WORK TO BE COMPLETED:
Give the number of lines that hold the string "authorized". Nothing else is needed.

§ §

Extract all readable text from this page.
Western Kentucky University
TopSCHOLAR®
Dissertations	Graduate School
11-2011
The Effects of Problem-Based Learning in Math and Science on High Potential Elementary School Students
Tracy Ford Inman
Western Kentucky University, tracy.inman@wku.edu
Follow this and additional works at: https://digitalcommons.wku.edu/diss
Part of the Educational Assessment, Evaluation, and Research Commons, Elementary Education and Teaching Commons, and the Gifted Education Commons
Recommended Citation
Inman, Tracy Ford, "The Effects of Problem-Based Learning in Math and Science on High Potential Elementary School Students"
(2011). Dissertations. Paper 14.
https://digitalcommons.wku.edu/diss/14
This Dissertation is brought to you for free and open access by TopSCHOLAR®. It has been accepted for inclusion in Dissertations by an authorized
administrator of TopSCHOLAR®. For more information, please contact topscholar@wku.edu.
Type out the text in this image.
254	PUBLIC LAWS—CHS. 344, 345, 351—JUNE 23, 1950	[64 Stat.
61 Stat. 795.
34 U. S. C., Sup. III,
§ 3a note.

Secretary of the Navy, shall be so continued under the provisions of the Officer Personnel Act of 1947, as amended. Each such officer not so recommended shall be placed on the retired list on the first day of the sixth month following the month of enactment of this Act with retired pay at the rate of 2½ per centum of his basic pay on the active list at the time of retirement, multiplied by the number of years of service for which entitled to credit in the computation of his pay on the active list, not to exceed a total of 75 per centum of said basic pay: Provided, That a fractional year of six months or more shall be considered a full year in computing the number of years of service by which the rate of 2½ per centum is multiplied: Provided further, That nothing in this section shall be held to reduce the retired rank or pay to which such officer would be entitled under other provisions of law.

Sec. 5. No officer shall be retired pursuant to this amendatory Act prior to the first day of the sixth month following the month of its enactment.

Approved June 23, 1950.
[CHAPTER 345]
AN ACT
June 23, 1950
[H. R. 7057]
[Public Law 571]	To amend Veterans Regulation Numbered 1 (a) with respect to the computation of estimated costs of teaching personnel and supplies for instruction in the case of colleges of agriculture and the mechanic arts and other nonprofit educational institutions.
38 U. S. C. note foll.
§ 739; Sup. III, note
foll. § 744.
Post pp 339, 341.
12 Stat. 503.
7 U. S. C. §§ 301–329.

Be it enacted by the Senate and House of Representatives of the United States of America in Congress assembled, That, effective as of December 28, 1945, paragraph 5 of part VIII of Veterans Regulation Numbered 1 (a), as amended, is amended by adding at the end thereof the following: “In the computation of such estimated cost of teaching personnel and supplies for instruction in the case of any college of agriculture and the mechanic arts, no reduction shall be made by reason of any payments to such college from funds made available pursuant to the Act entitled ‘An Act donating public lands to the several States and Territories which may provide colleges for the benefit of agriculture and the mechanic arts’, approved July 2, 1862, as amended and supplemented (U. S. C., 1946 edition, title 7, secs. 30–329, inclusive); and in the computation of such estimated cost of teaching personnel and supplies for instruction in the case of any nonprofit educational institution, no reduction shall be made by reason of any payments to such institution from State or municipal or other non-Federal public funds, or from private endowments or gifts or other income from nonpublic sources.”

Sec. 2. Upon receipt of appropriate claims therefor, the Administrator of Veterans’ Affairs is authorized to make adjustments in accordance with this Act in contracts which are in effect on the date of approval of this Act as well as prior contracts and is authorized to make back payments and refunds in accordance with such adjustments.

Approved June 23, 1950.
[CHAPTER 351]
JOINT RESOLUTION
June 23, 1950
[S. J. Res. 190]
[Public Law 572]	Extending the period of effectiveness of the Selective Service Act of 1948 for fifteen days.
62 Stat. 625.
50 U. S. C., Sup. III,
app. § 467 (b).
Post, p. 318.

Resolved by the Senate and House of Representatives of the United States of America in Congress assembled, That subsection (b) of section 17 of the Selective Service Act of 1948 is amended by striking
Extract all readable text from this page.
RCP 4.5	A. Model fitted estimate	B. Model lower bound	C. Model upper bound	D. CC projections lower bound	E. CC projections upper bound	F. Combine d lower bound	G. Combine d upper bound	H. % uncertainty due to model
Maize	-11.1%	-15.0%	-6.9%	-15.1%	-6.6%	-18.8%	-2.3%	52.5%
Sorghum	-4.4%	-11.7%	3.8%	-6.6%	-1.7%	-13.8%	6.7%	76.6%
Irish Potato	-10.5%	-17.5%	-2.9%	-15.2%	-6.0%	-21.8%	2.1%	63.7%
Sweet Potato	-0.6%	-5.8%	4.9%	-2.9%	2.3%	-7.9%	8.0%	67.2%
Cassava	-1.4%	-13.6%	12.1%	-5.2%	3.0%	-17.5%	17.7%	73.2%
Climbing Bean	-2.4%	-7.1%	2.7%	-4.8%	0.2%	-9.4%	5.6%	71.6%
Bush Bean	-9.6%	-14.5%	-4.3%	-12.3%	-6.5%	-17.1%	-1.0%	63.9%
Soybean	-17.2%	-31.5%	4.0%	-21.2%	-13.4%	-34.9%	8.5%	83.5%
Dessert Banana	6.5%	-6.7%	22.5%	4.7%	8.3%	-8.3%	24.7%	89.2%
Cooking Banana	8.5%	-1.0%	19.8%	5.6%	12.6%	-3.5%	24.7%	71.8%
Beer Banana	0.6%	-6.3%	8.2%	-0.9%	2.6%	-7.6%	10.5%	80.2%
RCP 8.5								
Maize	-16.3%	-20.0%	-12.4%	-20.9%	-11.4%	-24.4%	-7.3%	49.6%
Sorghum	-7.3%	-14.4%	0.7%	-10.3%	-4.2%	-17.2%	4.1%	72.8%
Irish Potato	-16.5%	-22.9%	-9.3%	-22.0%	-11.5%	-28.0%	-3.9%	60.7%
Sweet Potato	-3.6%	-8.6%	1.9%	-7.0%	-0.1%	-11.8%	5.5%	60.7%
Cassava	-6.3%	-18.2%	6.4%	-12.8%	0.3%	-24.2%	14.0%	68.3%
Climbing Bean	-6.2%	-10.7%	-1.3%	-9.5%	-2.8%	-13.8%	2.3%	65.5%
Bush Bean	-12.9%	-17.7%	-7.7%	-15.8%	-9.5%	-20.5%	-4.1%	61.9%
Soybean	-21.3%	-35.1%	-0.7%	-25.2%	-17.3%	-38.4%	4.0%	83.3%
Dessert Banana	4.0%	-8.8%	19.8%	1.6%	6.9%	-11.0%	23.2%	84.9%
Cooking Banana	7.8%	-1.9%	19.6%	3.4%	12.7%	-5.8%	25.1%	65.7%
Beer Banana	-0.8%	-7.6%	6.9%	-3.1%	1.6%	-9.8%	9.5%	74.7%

§ §

ANSWER TO THE PROBLEM:
2